▸ GOAL OF THE EXERCISE:
Go through the entries below and write each one out exactly.

··· INFORMATION SUPPLIED ···

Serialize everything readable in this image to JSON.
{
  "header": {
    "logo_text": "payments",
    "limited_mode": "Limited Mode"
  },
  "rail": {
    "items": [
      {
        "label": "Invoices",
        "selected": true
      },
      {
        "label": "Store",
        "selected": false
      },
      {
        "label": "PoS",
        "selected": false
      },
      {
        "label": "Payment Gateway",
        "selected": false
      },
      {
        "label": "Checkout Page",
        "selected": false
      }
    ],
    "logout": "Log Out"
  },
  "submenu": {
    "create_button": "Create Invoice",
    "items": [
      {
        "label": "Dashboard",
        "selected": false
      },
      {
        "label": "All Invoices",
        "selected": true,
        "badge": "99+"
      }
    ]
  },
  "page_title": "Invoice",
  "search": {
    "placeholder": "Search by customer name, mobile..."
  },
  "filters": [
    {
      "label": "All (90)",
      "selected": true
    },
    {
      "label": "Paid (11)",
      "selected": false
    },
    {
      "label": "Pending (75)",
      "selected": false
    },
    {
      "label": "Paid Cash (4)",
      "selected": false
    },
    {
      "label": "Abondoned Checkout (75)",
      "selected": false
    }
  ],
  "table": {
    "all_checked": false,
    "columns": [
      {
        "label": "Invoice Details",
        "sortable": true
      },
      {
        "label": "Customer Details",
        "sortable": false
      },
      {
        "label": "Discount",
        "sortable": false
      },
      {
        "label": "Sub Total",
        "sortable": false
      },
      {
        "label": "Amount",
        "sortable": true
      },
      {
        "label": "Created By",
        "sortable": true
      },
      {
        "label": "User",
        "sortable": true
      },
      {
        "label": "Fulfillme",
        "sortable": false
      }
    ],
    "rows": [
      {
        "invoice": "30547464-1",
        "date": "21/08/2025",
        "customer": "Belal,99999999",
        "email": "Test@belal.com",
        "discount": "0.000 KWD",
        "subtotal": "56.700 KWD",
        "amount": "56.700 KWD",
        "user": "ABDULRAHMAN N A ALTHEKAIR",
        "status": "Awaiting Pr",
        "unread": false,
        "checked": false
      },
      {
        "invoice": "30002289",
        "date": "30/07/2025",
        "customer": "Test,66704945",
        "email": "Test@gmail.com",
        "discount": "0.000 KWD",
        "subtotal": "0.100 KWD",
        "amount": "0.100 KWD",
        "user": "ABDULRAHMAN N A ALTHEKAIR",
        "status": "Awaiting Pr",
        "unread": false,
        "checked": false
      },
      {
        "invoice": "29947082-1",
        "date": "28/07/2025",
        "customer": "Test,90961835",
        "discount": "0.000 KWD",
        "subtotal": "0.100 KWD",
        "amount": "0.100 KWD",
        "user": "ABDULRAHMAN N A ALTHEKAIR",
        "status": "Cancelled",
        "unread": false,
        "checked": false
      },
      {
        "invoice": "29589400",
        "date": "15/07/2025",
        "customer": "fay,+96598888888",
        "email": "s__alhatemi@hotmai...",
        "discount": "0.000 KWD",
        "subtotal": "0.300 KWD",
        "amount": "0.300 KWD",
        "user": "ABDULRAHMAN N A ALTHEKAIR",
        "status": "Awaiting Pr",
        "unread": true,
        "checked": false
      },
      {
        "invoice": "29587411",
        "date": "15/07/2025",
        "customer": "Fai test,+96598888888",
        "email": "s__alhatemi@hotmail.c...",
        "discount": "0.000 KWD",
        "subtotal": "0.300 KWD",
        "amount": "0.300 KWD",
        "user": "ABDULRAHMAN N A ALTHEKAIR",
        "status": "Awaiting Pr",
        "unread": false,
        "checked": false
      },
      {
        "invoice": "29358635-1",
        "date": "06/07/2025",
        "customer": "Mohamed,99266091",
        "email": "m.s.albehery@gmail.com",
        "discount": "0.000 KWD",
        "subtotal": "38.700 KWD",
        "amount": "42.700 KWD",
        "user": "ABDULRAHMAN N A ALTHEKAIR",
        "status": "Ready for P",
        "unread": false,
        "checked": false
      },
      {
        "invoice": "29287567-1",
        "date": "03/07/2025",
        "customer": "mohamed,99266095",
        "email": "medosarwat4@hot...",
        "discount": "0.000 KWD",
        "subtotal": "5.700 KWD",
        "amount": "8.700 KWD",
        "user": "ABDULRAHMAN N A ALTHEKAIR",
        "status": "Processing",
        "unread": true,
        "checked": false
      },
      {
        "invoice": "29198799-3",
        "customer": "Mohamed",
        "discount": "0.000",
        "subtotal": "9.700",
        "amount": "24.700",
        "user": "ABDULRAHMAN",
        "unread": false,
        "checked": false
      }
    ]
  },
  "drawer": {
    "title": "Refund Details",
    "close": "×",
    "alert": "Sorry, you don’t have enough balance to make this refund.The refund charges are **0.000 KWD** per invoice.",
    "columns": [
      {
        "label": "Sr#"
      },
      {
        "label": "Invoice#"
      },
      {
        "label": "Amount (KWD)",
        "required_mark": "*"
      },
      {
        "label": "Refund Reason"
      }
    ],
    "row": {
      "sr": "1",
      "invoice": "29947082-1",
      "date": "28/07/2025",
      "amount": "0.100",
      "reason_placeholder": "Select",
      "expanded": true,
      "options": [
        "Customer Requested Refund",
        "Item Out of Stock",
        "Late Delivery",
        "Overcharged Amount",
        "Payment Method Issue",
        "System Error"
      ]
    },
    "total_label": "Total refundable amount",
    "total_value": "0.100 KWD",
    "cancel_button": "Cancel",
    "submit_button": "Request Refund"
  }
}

···

▸ RESPONSE BELOW:
Serialize everything readable in this image to JSON.
{
  "header": {
    "logo_text": "payments",
    "limited_mode": "Limited Mode"
  },
  "rail": {
    "items": [
      {
        "label": "Invoices",
        "selected": true
      },
      {
        "label": "Store",
        "selected": false
      },
      {
        "label": "PoS",
        "selected": false
      },
      {
        "label": "Payment Gateway",
        "selected": false
      },
      {
        "label": "Checkout Page",
        "selected": false
      }
    ],
    "logout": "Log Out"
  },
  "submenu": {
    "create_button": "Create Invoice",
    "items": [
      {
        "label": "Dashboard",
        "selected": false
      },
      {
        "label": "All Invoices",
        "selected": true,
        "badge": "99+"
      }
    ]
  },
  "page_title": "Invoice",
  "search": {
    "placeholder": "Search by customer name, mobile..."
  },
  "filters": [
    {
      "label": "All (90)",
      "selected": true
    },
    {
      "label": "Paid (11)",
      "selected": false
    },
    {
      "label": "Pending (75)",
      "selected": false
    },
    {
      "label": "Paid Cash (4)",
      "selected": false
    },
    {
      "label": "Abondoned Checkout (75)",
      "selected": false
    }
  ],
  "table": {
    "all_checked": false,
    "columns": [
      {
        "label": "Invoice Details",
        "sortable": true
      },
      {
        "label": "Customer Details",
        "sortable": false
      },
      {
        "label": "Discount",
        "sortable": false
      },
      {
        "label": "Sub Total",
        "sortable": false
      },
      {
        "label": "Amount",
        "sortable": true
      },
      {
        "label": "Created By",
        "sortable": true
      },
      {
        "label": "User",
        "sortable": true
      },
      {
        "label": "Fulfillme",
        "sortable": false
      }
    ],
    "rows": [
      {
        "invoice": "30547464-1",
        "date": "21/08/2025",
        "customer": "Belal,99999999",
        "email": "Test@belal.com",
        "discount": "0.000 KWD",
        "subtotal": "56.700 KWD",
        "amount": "56.700 KWD",
        "user": "ABDULRAHMAN N A ALTHEKAIR",
        "status": "Awaiting Pr",
        "unread": false,
        "checked": false
      },
      {
        "invoice": "30002289",
        "date": "30/07/2025",
        "customer": "Test,66704945",
        "email": "Test@gmail.com",
        "discount": "0.000 KWD",
        "subtotal": "0.100 KWD",
        "amount": "0.100 KWD",
        "user": "ABDULRAHMAN N A ALTHEKAIR",
        "status": "Awaiting Pr",
        "unread": false,
        "checked": false
      },
      {
        "invoice": "29947082-1",
        "date": "28/07/2025",
        "customer": "Test,90961835",
        "discount": "0.000 KWD",
        "subtotal": "0.100 KWD",
        "amount": "0.100 KWD",
        "user": "ABDULRAHMAN N A ALTHEKAIR",
        "status": "Cancelled",
        "unread": false,
        "checked": false
      },
      {
        "invoice": "29589400",
        "date": "15/07/2025",
        "customer": "fay,+96598888888",
        "email": "s__alhatemi@hotmai...",
        "discount": "0.000 KWD",
        "subtotal": "0.300 KWD",
        "amount": "0.300 KWD",
        "user": "ABDULRAHMAN N A ALTHEKAIR",
        "status": "Awaiting Pr",
        "unread": true,
        "checked": false
      },
      {
        "invoice": "29587411",
        "date": "15/07/2025",
        "customer": "Fai test,+96598888888",
        "email": "s__alhatemi@hotmail.c...",
        "discount": "0.000 KWD",
        "subtotal": "0.300 KWD",
        "amount": "0.300 KWD",
        "user": "ABDULRAHMAN N A ALTHEKAIR",
        "status": "Awaiting Pr",
        "unread": false,
        "checked": false
      },
      {
        "invoice": "29358635-1",
        "date": "06/07/2025",
        "customer": "Mohamed,99266091",
        "email": "m.s.albehery@gmail.com",
        "discount": "0.000 KWD",
        "subtotal": "38.700 KWD",
        "amount": "42.700 KWD",
        "user": "ABDULRAHMAN N A ALTHEKAIR",
        "status": "Ready for P",
        "unread": false,
        "checked": false
      },
      {
        "invoice": "29287567-1",
        "date": "03/07/2025",
        "customer": "mohamed,99266095",
        "email": "medosarwat4@hot...",
        "discount": "0.000 KWD",
        "subtotal": "5.700 KWD",
        "amount": "8.700 KWD",
        "user": "ABDULRAHMAN N A ALTHEKAIR",
        "status": "Processing",
        "unread": true,
        "checked": false
      },
      {
        "invoice": "29198799-3",
        "customer": "Mohamed",
        "discount": "0.000",
        "subtotal": "9.700",
        "amount": "24.700",
        "user": "ABDULRAHMAN",
        "unread": false,
        "checked": false
      }
    ]
  },
  "drawer": {
    "title": "Refund Details",
    "close": "×",
    "alert": "Sorry, you don’t have enough balance to make this refund.The refund charges are **0.000 KWD** per invoice.",
    "columns": [
      {
        "label": "Sr#"
      },
      {
        "label": "Invoice#"
      },
      {
        "label": "Amount (KWD)",
        "required_mark": "*"
      },
      {
        "label": "Refund Reason"
      }
    ],
    "row": {
      "sr": "1",
      "invoice": "29947082-1",
      "date": "28/07/2025",
      "amount": "0.100",
      "reason_placeholder": "Select",
      "expanded": true,
      "options": [
        "Customer Requested Refund",
        "Item Out of Stock",
        "Late Delivery",
        "Overcharged Amount",
        "Payment Method Issue",
        "System Error"
      ]
    },
    "total_label": "Total refundable amount",
    "total_value": "0.100 KWD",
    "cancel_button": "Cancel",
    "submit_button": "Request Refund"
  }
}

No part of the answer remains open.